**SET OF TASKS**
A) Answer these questions from the article on the "dangerous trio" of drugs, one line each:
(i) Which two drug classes does the article name as alternative members of the trio?
(ii) How many reports of renal failure, or worsening renal failure, associated with celecoxib are now in the ADRAC database?
(iii) What does renal prostaglandin activity do to the afferent arterioles to maintain glomerular perfusion pressure?
B) Extend the article on the "dangerous trio" of drugs onward from its last sentence.

Publications

Published: June 2002
ADR update

A Dangerous Trio

Prescriber Update 23(2): 20
June 2002

Dr Ruth Savage, Medical Assessor, 
Centre for Adverse Reactions Monitoring, Dunedin


ACE inhibitors, non-steroidal anti-inflammatory agents and diuretics may act synergistically to cause acute renal failure and exacerbation of renal impairment in pre-disposed individuals.  COX-2 inhibitors and angiotensin II receptor antagonists are alternative members of this dangerous trio.

Evidence from Australian adverse reaction reports

Evidence for the combination of angiotensin converting enzyme (ACE) inhibitors, non-steroidal anti-inflammatory agents (NSAIAs) and diuretics precipitating renal failure comes from the Australian Adverse Drug Reactions Advisory Committee (ADRAC).  In 19991  ADRAC noted that in 46 of the 78 reports of acute renal failure, patients were taking one or more of a NSAIA, diuretic or ACE inhibitor; seven patients were taking all three.  There are now 56 reports in the ADRAC database of renal failure, or worsening renal failure, associated with celecoxib.  Twenty-four of these patients were also taking a diuretic and either an ACE inhibitor or angiotensin II receptor antagonist.2

Combination inhibits renal compensatory mechanisms

Hypovolaemic states including dehydration, congestive cardiac failure, impaired renal function and anaesthesia may predispose patients to renal insufficiency by lowering the afferent glomerular arteriolar pressure.  In order to maintain glomerular perfusion pressure in these circumstances, renal prostaglandin activity dilates the afferent arterioles, and the renin-angiotensin system is activated leading to constriction of the efferent arterioles.  Renal failure may be precipitated by NSAIAs and COX-2 inhibitors impairing renal prostaglandin biosynthesis, and by ACE inhibitors and angiotensin receptor blockers reducing angiotensin II activity.

**DATA**
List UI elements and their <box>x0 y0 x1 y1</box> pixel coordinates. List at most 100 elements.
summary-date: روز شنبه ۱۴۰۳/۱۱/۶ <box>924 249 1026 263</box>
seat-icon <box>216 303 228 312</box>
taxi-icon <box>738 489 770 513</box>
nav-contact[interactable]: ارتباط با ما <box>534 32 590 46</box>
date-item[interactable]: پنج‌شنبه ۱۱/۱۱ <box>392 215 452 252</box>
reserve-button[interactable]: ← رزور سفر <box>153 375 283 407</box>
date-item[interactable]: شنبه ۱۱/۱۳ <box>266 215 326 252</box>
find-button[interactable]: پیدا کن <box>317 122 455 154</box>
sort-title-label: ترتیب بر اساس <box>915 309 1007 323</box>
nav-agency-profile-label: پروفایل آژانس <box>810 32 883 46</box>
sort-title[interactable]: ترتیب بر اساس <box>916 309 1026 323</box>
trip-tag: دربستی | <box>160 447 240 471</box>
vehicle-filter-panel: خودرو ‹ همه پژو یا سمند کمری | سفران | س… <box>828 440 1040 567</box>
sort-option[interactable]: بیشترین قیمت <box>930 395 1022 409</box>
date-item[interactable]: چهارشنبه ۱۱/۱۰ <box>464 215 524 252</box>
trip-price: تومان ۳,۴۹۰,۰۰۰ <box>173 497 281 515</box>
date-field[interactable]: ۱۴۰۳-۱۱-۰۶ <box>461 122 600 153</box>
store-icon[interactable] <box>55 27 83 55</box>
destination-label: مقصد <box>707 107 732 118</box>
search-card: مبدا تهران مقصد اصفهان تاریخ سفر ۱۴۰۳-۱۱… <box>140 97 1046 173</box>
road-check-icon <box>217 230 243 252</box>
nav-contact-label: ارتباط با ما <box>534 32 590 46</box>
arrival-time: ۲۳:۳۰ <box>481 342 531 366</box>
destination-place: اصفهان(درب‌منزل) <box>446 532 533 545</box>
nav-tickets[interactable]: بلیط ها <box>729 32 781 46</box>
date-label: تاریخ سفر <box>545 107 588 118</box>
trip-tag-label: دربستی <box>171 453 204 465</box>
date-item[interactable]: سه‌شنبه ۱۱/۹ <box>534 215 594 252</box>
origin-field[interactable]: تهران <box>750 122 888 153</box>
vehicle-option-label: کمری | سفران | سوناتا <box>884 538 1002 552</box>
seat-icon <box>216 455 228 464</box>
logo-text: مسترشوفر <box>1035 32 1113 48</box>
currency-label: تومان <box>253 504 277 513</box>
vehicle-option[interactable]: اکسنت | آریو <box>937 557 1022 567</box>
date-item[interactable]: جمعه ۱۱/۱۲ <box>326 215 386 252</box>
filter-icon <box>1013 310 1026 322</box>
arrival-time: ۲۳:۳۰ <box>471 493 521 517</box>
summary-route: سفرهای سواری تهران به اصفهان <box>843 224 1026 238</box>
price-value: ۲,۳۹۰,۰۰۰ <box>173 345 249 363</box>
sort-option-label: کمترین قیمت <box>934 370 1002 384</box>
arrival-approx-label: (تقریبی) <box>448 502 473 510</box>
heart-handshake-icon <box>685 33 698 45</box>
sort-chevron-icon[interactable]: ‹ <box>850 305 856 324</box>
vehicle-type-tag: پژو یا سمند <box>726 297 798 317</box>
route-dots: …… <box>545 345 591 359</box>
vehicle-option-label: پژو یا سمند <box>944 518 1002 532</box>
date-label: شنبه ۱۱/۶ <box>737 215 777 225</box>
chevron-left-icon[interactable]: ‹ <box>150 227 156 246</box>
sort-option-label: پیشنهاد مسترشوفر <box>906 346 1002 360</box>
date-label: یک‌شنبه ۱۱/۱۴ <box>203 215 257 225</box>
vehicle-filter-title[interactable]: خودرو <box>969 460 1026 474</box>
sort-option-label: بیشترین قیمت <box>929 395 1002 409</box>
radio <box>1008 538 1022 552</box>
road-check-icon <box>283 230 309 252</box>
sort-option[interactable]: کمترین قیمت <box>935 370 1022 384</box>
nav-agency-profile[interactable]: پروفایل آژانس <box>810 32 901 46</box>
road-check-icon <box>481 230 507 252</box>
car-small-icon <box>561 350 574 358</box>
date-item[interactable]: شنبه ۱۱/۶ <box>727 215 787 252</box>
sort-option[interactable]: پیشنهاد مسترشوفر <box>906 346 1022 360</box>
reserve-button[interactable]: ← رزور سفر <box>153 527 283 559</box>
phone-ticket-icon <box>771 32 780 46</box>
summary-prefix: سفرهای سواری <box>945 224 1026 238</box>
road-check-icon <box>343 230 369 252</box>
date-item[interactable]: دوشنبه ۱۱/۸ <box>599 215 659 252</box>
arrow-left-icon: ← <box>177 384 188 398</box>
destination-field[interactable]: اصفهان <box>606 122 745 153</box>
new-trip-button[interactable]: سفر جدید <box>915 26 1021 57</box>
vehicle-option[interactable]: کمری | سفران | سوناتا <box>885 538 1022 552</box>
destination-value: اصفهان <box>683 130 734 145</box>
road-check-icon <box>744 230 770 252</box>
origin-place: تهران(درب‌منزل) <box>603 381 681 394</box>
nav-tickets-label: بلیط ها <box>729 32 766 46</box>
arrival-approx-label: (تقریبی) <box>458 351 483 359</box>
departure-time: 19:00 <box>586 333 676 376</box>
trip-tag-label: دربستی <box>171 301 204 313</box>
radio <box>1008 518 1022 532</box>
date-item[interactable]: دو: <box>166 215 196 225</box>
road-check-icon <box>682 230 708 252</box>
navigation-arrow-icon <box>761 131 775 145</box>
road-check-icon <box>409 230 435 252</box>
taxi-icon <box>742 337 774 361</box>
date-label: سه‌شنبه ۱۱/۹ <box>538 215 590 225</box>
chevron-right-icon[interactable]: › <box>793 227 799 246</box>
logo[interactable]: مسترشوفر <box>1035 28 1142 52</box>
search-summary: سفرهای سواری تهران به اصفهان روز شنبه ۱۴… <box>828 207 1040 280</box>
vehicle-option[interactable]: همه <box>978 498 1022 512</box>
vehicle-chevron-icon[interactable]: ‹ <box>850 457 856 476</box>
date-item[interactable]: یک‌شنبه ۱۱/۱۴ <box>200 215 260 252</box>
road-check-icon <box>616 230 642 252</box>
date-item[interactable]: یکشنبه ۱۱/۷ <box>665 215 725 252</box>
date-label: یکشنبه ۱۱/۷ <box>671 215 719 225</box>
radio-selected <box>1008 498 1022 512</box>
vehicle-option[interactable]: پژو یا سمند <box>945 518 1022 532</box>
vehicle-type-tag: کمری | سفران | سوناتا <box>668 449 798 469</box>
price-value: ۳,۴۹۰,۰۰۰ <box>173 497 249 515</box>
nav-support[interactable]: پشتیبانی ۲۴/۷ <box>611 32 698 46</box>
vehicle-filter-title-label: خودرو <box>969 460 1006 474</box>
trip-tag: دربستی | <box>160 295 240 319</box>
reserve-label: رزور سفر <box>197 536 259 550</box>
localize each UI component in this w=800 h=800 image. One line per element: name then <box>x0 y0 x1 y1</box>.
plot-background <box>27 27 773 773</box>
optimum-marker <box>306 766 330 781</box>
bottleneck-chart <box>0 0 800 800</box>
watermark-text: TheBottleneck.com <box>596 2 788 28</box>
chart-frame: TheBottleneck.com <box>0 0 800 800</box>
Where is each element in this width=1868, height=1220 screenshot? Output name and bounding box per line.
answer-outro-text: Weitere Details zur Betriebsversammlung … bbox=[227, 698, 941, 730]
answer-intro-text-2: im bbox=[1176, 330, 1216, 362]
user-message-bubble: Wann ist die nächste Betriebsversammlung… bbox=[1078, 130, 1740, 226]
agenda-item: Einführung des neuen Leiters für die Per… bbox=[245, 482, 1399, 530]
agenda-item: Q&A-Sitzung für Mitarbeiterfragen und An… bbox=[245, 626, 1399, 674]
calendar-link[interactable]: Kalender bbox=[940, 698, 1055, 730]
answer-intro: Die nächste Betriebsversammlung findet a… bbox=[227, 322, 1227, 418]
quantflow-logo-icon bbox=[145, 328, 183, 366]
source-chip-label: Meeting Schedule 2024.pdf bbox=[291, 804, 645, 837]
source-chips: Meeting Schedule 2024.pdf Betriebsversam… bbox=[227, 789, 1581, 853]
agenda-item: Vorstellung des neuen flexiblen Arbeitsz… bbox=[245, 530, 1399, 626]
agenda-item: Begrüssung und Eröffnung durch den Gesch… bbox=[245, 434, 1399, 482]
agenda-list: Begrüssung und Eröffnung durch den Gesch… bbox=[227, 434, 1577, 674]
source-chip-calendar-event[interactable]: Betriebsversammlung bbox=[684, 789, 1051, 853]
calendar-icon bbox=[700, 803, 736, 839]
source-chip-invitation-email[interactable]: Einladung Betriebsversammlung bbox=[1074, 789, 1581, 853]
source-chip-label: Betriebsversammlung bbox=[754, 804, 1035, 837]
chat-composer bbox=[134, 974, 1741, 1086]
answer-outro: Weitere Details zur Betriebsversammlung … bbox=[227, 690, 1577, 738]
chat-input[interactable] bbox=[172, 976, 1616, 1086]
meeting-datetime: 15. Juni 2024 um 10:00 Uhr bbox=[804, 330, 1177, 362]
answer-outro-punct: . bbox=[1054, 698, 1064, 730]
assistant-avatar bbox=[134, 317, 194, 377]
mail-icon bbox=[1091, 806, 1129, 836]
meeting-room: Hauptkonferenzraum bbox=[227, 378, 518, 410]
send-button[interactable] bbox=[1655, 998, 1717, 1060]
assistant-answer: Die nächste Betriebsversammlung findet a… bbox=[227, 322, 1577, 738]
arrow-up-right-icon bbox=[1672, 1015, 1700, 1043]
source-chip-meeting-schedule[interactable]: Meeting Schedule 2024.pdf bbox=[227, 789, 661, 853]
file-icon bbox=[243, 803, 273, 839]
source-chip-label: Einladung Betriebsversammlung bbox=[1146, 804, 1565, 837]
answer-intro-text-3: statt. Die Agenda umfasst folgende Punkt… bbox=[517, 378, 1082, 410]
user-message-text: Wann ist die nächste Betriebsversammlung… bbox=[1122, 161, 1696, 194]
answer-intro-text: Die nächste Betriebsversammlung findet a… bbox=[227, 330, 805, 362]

**ANSWERS FOR THIS EXERCISE**
A)
(i) COX-2 inhibitors and angiotensin II receptor antagonists.
(ii) 56.
(iii) It dilates them.

B)
Avoid the trio in at-risk patients

Some patients with predisposing conditions are likely to require ACE-inhibitors and/or diuretics, and should not be co-prescribed NSAIAs or COX-2 inhibitors.  In patients taking all three medicines who become predisposed (e.g. due to dehydration from diarrhoea), NSAIAs and COX-2 inhibitors should be withdrawn, and renal function and plasma potassium concentrations monitored closely.  The doses of the other medicines should be adjusted accordingly.

The elderly are particularly susceptible to acute renal failure due to the dangerous trio.  Most will have some degree of renal impairment (even with a normal serum creatinine concentration), possibly with renal function as low as 50% of normal.  Older patients are also prone to diuretic-induced dehydration and hypotension, and their fluid intake is often inadequate.

Competing interests (author): none declared.

Correspondence to Dr Ruth Savage, CARM, PO Box 913, Dunedin.

References
  1. Boyd IW, Mathew TH, Thomas MC. COX-2 inhibitors and renal failure: the triple whammy revisited [letter]. Med J Aust 2000:173; 274.
  2. Personal communication, 29 October 2001. Executive Officer, Adverse Drug Reactions Unit, Therapeutic Goods Administration, Australia.